§ THE REQUEST
Find all lines in the records that include the word "Online", and copy them out.

§ TASK INPUTS
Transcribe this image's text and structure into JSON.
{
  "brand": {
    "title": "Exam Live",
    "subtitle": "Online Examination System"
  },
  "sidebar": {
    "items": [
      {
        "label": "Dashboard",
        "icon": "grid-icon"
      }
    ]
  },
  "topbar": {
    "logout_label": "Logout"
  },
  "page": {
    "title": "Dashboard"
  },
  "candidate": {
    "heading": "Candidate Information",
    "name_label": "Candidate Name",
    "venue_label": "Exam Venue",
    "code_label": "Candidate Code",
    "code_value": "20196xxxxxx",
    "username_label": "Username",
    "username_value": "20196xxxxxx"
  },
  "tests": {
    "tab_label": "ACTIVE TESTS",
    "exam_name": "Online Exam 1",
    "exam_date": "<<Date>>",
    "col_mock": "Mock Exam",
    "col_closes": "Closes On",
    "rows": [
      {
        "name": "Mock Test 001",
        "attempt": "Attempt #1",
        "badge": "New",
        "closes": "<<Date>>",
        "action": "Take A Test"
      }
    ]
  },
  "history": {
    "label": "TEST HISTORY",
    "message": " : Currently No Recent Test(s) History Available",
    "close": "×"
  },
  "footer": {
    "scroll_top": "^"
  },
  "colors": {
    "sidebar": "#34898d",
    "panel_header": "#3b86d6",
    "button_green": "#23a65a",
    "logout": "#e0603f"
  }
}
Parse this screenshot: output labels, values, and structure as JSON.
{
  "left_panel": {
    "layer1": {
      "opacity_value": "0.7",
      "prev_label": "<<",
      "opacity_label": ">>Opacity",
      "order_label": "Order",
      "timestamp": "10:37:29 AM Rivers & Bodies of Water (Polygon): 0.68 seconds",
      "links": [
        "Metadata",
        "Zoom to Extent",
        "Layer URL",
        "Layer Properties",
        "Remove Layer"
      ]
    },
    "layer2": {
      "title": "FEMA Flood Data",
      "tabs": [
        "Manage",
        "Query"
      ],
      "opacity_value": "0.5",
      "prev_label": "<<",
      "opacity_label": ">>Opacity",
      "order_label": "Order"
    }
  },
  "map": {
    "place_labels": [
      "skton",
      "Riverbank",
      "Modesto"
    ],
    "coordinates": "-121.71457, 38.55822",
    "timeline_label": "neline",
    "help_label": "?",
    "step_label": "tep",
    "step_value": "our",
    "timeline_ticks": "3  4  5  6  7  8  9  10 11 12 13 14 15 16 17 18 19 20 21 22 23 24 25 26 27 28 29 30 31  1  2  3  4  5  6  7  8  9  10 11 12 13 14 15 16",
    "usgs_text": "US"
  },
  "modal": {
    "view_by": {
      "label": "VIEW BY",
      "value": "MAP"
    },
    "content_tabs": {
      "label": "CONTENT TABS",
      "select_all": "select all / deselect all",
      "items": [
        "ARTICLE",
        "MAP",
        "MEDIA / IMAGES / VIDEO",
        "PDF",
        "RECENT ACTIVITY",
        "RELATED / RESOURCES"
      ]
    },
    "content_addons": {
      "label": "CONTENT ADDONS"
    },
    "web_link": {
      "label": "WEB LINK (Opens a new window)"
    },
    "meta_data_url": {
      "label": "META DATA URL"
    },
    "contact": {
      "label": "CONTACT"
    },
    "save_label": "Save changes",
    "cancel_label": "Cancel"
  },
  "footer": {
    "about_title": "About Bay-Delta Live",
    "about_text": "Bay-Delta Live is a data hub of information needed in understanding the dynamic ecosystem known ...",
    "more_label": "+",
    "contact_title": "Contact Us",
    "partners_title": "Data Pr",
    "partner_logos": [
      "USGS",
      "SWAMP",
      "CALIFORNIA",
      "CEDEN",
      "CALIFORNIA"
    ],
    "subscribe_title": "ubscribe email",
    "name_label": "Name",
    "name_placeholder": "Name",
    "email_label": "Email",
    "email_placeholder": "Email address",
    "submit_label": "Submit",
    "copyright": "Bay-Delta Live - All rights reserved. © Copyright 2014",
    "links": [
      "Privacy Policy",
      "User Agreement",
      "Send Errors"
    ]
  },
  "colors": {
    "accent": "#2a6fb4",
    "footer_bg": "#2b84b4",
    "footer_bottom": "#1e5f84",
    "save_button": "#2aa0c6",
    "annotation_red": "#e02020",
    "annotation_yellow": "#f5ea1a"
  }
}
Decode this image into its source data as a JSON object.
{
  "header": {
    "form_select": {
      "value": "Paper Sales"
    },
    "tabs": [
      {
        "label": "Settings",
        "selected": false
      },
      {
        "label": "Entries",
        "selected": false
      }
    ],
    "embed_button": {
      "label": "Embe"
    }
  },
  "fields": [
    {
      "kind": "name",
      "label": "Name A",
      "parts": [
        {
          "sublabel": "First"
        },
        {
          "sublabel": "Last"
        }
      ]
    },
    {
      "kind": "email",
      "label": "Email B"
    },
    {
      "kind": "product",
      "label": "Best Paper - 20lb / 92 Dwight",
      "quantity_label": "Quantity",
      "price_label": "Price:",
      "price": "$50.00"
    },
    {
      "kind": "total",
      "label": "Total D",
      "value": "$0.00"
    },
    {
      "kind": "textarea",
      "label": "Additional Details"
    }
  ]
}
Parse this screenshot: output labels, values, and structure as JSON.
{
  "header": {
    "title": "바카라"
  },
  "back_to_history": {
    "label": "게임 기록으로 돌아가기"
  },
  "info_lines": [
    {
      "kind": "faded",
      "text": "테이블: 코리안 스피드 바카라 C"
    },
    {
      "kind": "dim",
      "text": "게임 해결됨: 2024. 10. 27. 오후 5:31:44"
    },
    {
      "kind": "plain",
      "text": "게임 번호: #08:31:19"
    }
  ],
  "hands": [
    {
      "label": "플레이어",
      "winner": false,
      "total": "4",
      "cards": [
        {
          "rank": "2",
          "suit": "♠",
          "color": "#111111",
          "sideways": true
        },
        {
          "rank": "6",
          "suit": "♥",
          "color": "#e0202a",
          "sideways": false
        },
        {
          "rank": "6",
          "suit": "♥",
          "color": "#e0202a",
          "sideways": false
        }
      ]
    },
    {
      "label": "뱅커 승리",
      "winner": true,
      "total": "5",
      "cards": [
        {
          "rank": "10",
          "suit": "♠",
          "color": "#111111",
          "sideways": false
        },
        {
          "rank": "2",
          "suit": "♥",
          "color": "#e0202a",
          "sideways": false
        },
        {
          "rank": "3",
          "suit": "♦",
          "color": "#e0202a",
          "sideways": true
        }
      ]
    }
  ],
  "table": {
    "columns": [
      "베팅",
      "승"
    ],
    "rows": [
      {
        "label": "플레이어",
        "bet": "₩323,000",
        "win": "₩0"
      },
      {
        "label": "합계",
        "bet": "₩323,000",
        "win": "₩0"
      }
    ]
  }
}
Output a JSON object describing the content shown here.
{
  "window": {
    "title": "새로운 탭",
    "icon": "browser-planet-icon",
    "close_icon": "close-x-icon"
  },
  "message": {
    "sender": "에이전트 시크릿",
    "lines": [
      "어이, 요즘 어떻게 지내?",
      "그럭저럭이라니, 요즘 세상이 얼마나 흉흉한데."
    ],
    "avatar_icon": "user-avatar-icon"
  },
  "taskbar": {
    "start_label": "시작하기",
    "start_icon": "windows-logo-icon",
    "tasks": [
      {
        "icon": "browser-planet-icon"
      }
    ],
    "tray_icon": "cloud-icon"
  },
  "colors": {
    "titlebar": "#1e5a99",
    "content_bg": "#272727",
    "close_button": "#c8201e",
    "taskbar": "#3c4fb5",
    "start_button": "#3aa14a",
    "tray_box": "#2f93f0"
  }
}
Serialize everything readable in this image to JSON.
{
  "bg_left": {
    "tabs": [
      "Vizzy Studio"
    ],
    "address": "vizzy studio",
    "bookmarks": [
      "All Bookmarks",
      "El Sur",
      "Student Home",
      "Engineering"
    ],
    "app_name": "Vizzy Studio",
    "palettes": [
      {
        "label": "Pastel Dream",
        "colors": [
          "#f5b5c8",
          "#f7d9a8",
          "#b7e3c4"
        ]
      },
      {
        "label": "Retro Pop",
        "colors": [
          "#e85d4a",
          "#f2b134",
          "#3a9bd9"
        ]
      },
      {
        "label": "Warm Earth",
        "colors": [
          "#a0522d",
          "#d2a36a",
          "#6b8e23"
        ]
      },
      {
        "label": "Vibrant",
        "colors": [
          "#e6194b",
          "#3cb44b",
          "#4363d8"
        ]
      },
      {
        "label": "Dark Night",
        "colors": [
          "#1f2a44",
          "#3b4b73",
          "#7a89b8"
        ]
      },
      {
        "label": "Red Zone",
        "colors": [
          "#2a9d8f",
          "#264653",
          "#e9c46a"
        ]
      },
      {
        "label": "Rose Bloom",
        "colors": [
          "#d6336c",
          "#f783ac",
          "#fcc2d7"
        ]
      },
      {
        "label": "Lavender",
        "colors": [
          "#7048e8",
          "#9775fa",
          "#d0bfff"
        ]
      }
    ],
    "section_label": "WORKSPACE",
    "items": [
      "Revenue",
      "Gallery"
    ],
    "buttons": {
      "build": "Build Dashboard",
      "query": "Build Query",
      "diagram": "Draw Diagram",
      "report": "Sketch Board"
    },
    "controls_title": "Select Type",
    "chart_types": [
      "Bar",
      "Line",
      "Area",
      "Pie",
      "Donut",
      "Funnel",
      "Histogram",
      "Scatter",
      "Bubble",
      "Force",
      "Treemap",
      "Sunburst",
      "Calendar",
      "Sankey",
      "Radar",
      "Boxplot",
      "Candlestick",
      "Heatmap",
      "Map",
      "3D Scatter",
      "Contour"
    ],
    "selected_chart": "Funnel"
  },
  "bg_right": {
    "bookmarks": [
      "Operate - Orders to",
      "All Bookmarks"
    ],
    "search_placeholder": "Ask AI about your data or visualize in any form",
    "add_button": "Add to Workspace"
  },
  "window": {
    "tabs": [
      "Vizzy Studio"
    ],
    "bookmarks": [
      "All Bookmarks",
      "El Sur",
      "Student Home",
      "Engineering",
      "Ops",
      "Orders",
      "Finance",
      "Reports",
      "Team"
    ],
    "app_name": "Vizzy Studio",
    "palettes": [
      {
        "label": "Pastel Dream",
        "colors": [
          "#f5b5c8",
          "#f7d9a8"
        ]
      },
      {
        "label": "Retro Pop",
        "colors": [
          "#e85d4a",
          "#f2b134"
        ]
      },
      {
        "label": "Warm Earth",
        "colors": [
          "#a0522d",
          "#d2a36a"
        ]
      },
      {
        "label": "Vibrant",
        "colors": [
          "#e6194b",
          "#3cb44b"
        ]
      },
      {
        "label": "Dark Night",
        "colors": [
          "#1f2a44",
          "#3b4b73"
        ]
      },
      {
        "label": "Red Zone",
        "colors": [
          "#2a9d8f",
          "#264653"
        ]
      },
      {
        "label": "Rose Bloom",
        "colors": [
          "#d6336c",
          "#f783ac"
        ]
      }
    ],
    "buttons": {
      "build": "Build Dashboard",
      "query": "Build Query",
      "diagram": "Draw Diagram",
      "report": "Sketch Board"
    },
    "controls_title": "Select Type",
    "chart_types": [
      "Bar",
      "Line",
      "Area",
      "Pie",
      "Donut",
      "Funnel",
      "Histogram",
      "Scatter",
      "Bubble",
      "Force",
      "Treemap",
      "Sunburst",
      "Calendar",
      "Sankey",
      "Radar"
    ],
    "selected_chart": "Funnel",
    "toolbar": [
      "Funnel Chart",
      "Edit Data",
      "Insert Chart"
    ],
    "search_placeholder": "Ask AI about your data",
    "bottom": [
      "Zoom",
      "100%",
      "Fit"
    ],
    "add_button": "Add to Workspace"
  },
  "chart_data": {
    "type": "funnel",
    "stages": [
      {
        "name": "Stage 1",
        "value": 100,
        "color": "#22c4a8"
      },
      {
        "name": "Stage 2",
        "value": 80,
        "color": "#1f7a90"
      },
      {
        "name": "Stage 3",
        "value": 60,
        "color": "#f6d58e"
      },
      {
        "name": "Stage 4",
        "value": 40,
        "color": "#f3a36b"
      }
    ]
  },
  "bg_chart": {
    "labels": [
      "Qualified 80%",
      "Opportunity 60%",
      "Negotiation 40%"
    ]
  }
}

§ FINAL RESULT
    "subtitle": "Online Examination System"
    "exam_name": "Online Exam 1",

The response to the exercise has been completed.